What to do:
Images should be left out, and everything else in the listing reproduced exactly.
— begin —
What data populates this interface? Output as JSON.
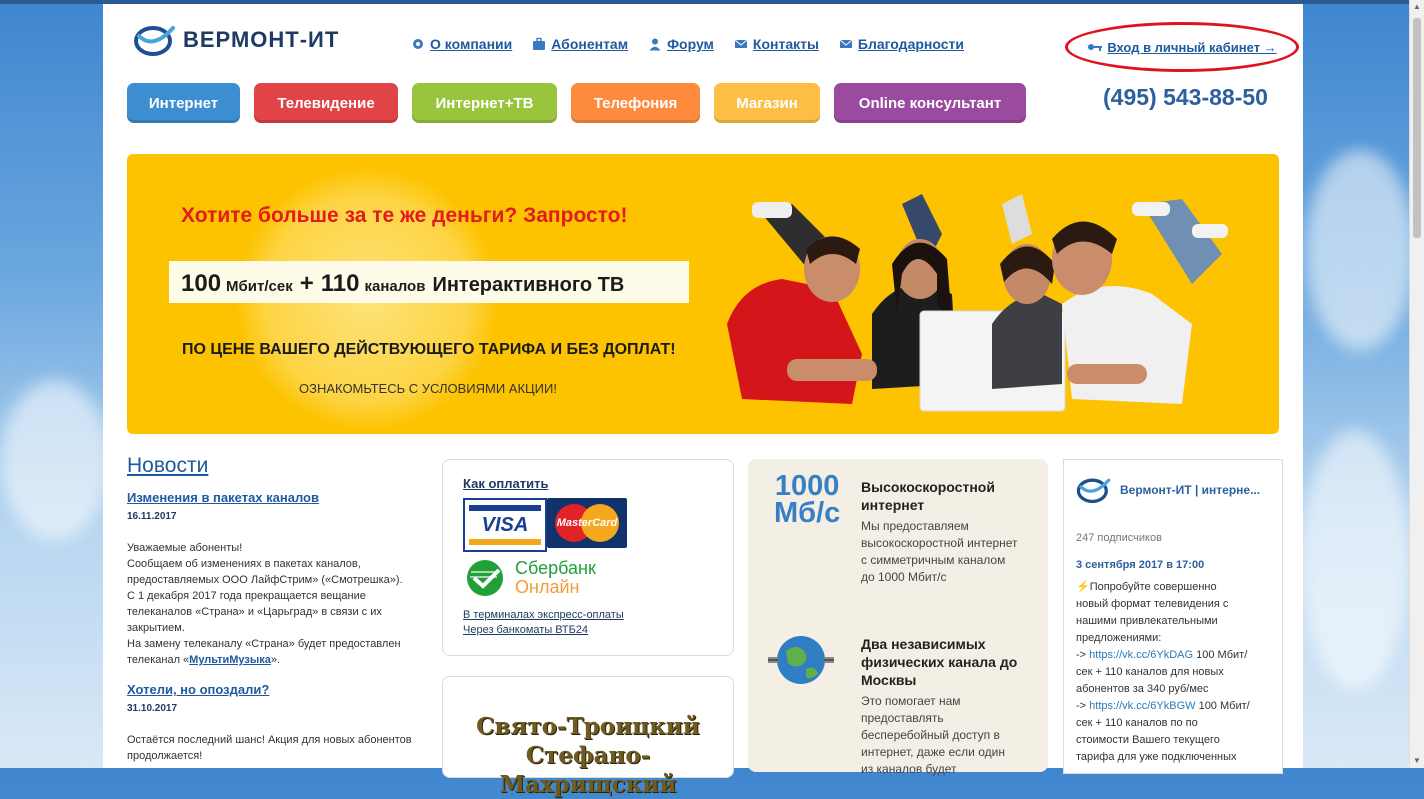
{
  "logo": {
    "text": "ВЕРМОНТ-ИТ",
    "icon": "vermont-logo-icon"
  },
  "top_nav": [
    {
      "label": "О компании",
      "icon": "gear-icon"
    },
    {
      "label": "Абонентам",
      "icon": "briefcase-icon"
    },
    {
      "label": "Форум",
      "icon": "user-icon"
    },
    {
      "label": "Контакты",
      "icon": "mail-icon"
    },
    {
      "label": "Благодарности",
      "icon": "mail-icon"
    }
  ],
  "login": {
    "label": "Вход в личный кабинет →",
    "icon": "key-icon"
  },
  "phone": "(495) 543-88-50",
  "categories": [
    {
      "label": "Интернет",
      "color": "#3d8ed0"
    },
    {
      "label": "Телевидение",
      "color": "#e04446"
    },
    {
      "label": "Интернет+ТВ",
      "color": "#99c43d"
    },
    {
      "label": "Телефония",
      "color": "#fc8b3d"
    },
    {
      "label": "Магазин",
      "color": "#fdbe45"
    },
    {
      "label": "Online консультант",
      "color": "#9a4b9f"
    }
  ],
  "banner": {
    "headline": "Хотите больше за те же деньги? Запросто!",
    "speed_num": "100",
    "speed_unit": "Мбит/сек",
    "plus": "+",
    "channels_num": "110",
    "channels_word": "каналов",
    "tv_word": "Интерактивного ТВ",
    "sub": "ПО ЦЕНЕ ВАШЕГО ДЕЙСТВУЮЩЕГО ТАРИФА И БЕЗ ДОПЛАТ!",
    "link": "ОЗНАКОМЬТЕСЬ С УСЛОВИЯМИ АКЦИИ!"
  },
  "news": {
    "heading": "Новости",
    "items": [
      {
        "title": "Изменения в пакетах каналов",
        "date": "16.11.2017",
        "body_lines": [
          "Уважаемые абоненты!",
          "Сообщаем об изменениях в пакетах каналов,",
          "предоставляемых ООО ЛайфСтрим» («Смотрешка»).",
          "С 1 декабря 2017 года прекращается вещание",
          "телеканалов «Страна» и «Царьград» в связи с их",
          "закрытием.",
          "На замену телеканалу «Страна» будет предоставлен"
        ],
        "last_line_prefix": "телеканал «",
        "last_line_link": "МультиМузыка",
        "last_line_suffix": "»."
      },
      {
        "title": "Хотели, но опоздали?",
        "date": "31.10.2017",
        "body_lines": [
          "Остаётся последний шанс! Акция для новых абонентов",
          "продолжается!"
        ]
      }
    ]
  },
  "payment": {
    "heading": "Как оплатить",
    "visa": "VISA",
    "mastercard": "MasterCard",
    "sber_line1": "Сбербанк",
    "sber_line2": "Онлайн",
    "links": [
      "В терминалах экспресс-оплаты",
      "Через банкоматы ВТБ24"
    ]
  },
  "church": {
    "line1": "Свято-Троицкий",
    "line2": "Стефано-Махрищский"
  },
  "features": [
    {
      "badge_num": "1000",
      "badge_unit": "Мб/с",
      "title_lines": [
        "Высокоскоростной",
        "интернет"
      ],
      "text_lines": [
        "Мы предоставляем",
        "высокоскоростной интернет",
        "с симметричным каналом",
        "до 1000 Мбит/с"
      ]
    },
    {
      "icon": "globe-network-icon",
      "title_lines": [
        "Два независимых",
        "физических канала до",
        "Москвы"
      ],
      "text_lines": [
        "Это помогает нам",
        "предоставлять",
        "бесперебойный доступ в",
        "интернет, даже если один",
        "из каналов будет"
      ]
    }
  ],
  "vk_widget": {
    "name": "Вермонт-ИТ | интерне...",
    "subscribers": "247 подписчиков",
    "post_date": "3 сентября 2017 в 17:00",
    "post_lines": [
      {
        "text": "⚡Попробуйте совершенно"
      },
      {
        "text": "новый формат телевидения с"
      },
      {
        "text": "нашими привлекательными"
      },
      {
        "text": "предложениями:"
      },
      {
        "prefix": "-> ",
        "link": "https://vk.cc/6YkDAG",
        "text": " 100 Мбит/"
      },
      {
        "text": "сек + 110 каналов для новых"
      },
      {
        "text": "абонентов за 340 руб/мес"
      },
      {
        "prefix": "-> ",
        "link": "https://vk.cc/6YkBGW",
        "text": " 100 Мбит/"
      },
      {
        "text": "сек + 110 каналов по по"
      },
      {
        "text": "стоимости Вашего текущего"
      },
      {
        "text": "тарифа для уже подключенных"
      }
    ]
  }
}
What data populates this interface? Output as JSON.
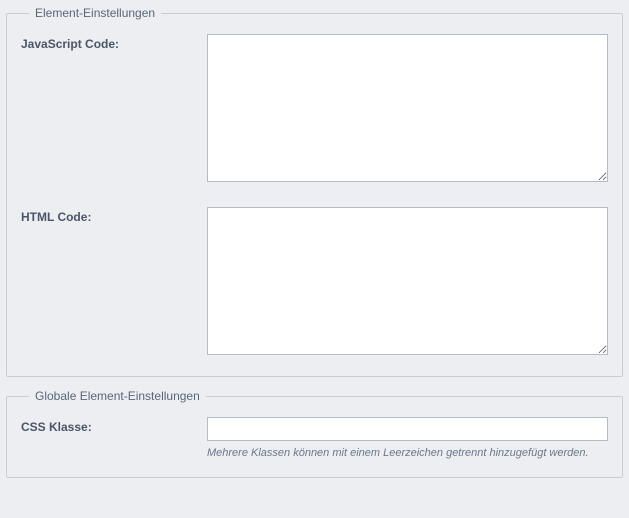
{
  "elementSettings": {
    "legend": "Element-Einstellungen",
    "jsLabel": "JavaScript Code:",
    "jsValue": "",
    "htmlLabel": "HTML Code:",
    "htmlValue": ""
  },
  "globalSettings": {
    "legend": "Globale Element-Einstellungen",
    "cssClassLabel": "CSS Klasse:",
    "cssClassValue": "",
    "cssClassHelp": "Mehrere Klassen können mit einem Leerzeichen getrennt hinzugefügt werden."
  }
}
— end —
The solution:
What data populates this interface? Output as JSON.
{
  "logo": {
    "text": "ВЕРМОНТ-ИТ",
    "icon": "vermont-logo-icon"
  },
  "top_nav": [
    {
      "label": "О компании",
      "icon": "gear-icon"
    },
    {
      "label": "Абонентам",
      "icon": "briefcase-icon"
    },
    {
      "label": "Форум",
      "icon": "user-icon"
    },
    {
      "label": "Контакты",
      "icon": "mail-icon"
    },
    {
      "label": "Благодарности",
      "icon": "mail-icon"
    }
  ],
  "login": {
    "label": "Вход в личный кабинет →",
    "icon": "key-icon"
  },
  "phone": "(495) 543-88-50",
  "categories": [
    {
      "label": "Интернет",
      "color": "#3d8ed0"
    },
    {
      "label": "Телевидение",
      "color": "#e04446"
    },
    {
      "label": "Интернет+ТВ",
      "color": "#99c43d"
    },
    {
      "label": "Телефония",
      "color": "#fc8b3d"
    },
    {
      "label": "Магазин",
      "color": "#fdbe45"
    },
    {
      "label": "Online консультант",
      "color": "#9a4b9f"
    }
  ],
  "banner": {
    "headline": "Хотите больше за те же деньги? Запросто!",
    "speed_num": "100",
    "speed_unit": "Мбит/сек",
    "plus": "+",
    "channels_num": "110",
    "channels_word": "каналов",
    "tv_word": "Интерактивного ТВ",
    "sub": "ПО ЦЕНЕ ВАШЕГО ДЕЙСТВУЮЩЕГО ТАРИФА И БЕЗ ДОПЛАТ!",
    "link": "ОЗНАКОМЬТЕСЬ С УСЛОВИЯМИ АКЦИИ!"
  },
  "news": {
    "heading": "Новости",
    "items": [
      {
        "title": "Изменения в пакетах каналов",
        "date": "16.11.2017",
        "body_lines": [
          "Уважаемые абоненты!",
          "Сообщаем об изменениях в пакетах каналов,",
          "предоставляемых ООО ЛайфСтрим» («Смотрешка»).",
          "С 1 декабря 2017 года прекращается вещание",
          "телеканалов «Страна» и «Царьград» в связи с их",
          "закрытием.",
          "На замену телеканалу «Страна» будет предоставлен"
        ],
        "last_line_prefix": "телеканал «",
        "last_line_link": "МультиМузыка",
        "last_line_suffix": "»."
      },
      {
        "title": "Хотели, но опоздали?",
        "date": "31.10.2017",
        "body_lines": [
          "Остаётся последний шанс! Акция для новых абонентов",
          "продолжается!"
        ]
      }
    ]
  },
  "payment": {
    "heading": "Как оплатить",
    "visa": "VISA",
    "mastercard": "MasterCard",
    "sber_line1": "Сбербанк",
    "sber_line2": "Онлайн",
    "links": [
      "В терминалах экспресс-оплаты",
      "Через банкоматы ВТБ24"
    ]
  },
  "church": {
    "line1": "Свято-Троицкий",
    "line2": "Стефано-Махрищский"
  },
  "features": [
    {
      "badge_num": "1000",
      "badge_unit": "Мб/с",
      "title_lines": [
        "Высокоскоростной",
        "интернет"
      ],
      "text_lines": [
        "Мы предоставляем",
        "высокоскоростной интернет",
        "с симметричным каналом",
        "до 1000 Мбит/с"
      ]
    },
    {
      "icon": "globe-network-icon",
      "title_lines": [
        "Два независимых",
        "физических канала до",
        "Москвы"
      ],
      "text_lines": [
        "Это помогает нам",
        "предоставлять",
        "бесперебойный доступ в",
        "интернет, даже если один",
        "из каналов будет"
      ]
    }
  ],
  "vk_widget": {
    "name": "Вермонт-ИТ | интерне...",
    "subscribers": "247 подписчиков",
    "post_date": "3 сентября 2017 в 17:00",
    "post_lines": [
      {
        "text": "⚡Попробуйте совершенно"
      },
      {
        "text": "новый формат телевидения с"
      },
      {
        "text": "нашими привлекательными"
      },
      {
        "text": "предложениями:"
      },
      {
        "prefix": "-> ",
        "link": "https://vk.cc/6YkDAG",
        "text": " 100 Мбит/"
      },
      {
        "text": "сек + 110 каналов для новых"
      },
      {
        "text": "абонентов за 340 руб/мес"
      },
      {
        "prefix": "-> ",
        "link": "https://vk.cc/6YkBGW",
        "text": " 100 Мбит/"
      },
      {
        "text": "сек + 110 каналов по по"
      },
      {
        "text": "стоимости Вашего текущего"
      },
      {
        "text": "тарифа для уже подключенных"
      }
    ]
  }
}
What data populates this interface? Output as JSON.
{
  "elementSettings": {
    "legend": "Element-Einstellungen",
    "jsLabel": "JavaScript Code:",
    "jsValue": "",
    "htmlLabel": "HTML Code:",
    "htmlValue": ""
  },
  "globalSettings": {
    "legend": "Globale Element-Einstellungen",
    "cssClassLabel": "CSS Klasse:",
    "cssClassValue": "",
    "cssClassHelp": "Mehrere Klassen können mit einem Leerzeichen getrennt hinzugefügt werden."
  }
}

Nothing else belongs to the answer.